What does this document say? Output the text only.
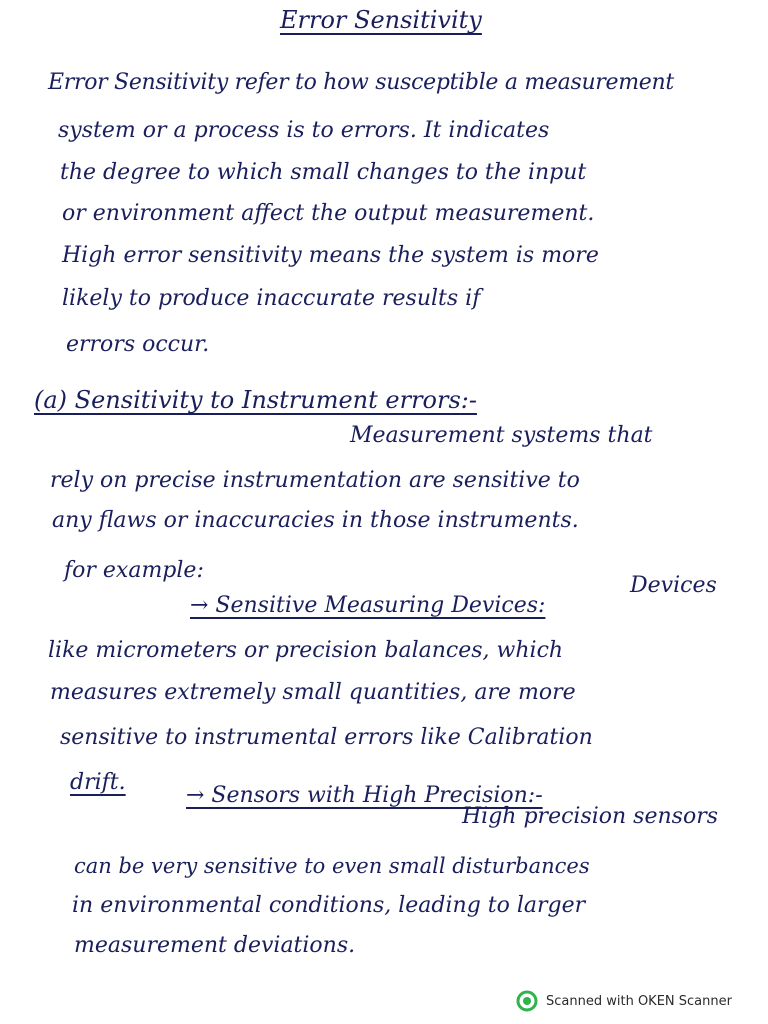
Error Sensitivity
Error Sensitivity refer to how susceptible a measurement
system or a process is to errors. It indicates
the degree to which small changes to the input
or environment affect the output measurement.
High error sensitivity means the system is more
likely to produce inaccurate results if
errors occur.
(a) Sensitivity to Instrument errors:-
Measurement systems that
rely on precise instrumentation are sensitive to
any flaws or inaccuracies in those instruments.
for example:
→ Sensitive Measuring Devices:
Devices
like micrometers or precision balances, which
measures extremely small quantities, are more
sensitive to instrumental errors like Calibration
drift.
→ Sensors with High Precision:-
High precision sensors
can be very sensitive to even small disturbances
in environmental conditions, leading to larger
measurement deviations.
Scanned with OKEN Scanner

**Objective:** Quote every record above exactly, leaving out any pictures.

**Result below:**
What does this document say? Output the text only.
Error Sensitivity
Error Sensitivity refer to how susceptible a measurement
system or a process is to errors. It indicates
the degree to which small changes to the input
or environment affect the output measurement.
High error sensitivity means the system is more
likely to produce inaccurate results if
errors occur.
(a) Sensitivity to Instrument errors:-
Measurement systems that
rely on precise instrumentation are sensitive to
any flaws or inaccuracies in those instruments.
for example:
→ Sensitive Measuring Devices:
Devices
like micrometers or precision balances, which
measures extremely small quantities, are more
sensitive to instrumental errors like Calibration
drift.
→ Sensors with High Precision:-
High precision sensors
can be very sensitive to even small disturbances
in environmental conditions, leading to larger
measurement deviations.
Scanned with OKEN Scanner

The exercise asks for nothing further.